* begin *

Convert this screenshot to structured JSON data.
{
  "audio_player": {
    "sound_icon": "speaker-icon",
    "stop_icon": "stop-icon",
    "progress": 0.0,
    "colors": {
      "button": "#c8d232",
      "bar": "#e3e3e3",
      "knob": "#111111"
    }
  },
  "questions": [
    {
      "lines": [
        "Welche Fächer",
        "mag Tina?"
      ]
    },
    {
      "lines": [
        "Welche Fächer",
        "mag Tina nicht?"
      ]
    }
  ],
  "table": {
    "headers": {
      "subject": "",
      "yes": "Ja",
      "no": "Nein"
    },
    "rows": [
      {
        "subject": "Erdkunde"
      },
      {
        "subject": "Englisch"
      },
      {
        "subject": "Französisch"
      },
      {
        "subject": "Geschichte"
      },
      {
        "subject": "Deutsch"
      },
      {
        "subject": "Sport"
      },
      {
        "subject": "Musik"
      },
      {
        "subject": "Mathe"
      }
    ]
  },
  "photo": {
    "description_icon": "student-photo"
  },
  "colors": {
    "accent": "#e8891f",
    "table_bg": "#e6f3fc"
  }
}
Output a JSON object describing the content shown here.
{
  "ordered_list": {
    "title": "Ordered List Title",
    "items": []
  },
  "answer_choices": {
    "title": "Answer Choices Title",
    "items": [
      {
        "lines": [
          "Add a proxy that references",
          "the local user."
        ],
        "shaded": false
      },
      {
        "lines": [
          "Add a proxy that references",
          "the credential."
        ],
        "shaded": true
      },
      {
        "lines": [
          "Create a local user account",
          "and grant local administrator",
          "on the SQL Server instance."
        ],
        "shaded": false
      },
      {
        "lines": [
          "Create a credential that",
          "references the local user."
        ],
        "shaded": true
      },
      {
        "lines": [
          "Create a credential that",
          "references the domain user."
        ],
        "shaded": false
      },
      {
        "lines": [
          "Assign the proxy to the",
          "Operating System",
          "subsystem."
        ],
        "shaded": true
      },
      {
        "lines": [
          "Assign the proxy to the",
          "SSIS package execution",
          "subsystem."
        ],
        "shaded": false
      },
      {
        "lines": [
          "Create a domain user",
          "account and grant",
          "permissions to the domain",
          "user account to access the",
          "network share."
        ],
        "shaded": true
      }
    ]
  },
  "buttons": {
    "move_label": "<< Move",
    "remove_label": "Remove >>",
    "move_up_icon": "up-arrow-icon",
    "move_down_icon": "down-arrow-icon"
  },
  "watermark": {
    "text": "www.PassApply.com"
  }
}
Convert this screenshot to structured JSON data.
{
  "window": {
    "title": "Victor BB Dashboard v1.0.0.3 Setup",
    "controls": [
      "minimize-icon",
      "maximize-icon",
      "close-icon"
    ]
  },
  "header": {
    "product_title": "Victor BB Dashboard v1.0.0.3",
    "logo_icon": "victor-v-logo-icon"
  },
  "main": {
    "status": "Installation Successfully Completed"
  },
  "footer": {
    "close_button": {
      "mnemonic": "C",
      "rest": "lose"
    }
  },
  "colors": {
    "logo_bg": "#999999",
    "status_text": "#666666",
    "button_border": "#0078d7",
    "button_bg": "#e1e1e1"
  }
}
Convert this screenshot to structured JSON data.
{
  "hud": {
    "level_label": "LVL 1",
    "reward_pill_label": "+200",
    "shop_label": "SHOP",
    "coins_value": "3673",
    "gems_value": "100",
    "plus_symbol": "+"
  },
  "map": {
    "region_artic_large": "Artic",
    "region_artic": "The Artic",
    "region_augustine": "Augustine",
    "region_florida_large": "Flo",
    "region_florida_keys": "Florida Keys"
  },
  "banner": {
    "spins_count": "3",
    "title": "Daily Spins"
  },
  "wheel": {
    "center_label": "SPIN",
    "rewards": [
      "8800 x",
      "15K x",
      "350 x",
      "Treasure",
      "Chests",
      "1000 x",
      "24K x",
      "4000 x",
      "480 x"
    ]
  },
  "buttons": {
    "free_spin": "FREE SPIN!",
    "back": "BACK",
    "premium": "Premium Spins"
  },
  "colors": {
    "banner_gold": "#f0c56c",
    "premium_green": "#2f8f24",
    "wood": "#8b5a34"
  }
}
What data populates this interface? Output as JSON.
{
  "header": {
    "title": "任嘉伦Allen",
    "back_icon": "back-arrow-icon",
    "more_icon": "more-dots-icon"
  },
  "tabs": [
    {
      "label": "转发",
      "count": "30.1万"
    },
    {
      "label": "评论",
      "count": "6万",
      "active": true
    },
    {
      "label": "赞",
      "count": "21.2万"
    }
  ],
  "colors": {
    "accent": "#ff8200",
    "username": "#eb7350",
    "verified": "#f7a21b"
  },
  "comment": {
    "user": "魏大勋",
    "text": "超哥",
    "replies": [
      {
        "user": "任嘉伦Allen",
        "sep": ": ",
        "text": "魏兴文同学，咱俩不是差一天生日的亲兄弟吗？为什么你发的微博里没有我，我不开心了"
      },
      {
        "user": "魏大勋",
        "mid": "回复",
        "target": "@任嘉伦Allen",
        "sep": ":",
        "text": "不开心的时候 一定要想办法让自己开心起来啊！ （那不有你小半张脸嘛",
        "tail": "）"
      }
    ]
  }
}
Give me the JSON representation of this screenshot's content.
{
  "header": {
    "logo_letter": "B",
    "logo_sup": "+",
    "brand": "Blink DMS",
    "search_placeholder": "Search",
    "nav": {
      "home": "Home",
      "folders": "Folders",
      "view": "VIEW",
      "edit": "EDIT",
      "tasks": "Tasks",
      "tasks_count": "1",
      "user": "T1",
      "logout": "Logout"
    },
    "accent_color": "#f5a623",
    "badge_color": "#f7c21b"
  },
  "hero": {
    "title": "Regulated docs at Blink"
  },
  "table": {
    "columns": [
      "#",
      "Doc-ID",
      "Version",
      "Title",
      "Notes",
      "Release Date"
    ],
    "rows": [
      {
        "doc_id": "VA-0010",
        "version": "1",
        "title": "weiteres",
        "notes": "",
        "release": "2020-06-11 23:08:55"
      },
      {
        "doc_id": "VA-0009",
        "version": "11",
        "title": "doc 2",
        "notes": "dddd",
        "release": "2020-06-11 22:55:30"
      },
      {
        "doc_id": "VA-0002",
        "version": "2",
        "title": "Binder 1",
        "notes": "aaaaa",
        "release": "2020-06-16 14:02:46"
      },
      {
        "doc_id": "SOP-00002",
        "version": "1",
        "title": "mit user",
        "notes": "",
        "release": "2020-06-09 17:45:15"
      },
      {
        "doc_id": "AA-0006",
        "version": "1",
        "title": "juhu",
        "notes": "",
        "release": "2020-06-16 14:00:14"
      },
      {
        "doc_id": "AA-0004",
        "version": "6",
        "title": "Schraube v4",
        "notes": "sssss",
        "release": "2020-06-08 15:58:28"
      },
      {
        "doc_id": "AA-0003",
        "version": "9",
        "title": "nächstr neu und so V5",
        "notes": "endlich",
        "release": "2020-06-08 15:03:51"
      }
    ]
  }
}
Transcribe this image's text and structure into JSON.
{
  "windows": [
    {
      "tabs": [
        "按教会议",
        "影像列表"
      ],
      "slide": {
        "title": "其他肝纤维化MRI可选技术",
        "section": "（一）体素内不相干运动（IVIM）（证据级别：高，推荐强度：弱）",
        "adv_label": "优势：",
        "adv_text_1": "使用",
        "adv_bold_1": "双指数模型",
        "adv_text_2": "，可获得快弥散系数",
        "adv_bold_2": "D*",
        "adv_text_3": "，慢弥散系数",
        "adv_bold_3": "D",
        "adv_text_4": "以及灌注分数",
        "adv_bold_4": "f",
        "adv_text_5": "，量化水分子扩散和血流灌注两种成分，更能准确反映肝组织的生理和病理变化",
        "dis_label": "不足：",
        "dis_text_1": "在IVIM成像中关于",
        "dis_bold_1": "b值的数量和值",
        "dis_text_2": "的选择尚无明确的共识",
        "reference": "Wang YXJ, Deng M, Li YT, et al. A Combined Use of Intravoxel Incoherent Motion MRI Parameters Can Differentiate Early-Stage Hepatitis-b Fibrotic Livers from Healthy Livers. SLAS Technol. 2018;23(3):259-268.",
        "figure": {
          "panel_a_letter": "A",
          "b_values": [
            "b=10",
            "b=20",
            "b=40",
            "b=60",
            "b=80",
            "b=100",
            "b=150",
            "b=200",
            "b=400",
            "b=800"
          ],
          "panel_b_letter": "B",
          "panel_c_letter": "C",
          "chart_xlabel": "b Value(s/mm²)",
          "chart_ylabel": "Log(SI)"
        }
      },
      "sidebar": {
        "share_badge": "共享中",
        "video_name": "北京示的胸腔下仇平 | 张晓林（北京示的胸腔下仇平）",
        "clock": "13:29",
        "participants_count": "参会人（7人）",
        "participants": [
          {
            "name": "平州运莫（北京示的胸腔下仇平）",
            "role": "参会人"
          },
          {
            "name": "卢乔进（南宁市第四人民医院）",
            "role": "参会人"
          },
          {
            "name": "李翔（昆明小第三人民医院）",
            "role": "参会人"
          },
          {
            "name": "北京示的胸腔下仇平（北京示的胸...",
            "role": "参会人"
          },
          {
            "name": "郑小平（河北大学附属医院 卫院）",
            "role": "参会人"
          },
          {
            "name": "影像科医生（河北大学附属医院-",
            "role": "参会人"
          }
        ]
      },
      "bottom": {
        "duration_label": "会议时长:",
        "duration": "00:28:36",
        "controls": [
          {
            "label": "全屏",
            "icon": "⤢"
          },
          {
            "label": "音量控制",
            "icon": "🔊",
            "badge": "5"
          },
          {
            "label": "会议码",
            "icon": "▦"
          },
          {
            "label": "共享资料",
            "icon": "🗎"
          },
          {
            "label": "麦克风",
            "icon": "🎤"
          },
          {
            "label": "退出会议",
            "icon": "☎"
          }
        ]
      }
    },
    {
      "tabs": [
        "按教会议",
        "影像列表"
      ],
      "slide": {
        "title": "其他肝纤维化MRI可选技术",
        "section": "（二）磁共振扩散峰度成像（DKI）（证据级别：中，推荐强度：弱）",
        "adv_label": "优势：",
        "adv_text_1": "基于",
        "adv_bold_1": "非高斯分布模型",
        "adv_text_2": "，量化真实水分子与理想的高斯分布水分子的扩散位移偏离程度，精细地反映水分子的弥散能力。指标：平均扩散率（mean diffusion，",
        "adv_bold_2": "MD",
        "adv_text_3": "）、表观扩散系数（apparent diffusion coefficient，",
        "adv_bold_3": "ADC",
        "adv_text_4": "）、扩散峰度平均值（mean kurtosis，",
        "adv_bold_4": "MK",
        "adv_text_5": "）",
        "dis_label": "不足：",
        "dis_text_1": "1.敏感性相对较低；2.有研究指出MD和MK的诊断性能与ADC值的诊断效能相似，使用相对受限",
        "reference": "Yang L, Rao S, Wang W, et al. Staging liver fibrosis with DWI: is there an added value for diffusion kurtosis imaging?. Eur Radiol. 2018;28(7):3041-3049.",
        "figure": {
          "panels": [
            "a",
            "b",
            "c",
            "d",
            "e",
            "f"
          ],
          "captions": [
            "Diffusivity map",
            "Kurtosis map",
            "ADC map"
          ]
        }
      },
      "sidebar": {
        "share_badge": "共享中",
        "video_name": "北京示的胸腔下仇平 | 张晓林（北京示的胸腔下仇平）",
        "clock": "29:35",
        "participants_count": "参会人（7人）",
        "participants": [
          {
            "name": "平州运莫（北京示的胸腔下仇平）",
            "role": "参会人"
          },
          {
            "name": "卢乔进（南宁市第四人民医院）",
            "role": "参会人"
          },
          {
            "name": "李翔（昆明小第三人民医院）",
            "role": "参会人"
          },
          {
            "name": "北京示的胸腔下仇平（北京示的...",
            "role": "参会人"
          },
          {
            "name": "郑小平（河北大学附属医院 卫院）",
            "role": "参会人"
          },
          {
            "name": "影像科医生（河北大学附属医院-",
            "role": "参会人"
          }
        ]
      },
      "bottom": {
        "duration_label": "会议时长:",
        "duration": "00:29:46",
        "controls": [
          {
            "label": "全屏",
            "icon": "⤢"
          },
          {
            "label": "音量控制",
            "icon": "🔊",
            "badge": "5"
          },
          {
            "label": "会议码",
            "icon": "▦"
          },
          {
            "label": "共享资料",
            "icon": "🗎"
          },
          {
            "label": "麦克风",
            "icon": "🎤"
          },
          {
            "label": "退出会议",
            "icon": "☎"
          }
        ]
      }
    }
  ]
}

* end *

§ **Exercise**: Pull out every line in the data above that has the word "Wang".

§ **Solution for this exercise**:
        "reference": "Wang YXJ, Deng M, Li YT, et al. A Combined Use of Intravoxel Incoherent Motion MRI Parameters Can Differentiate Early-Stage Hepatitis-b Fibrotic Livers from Healthy Livers. SLAS Technol. 2018;23(3):259-268.",
        "reference": "Yang L, Rao S, Wang W, et al. Staging liver fibrosis with DWI: is there an added value for diffusion kurtosis imaging?. Eur Radiol. 2018;28(7):3041-3049.",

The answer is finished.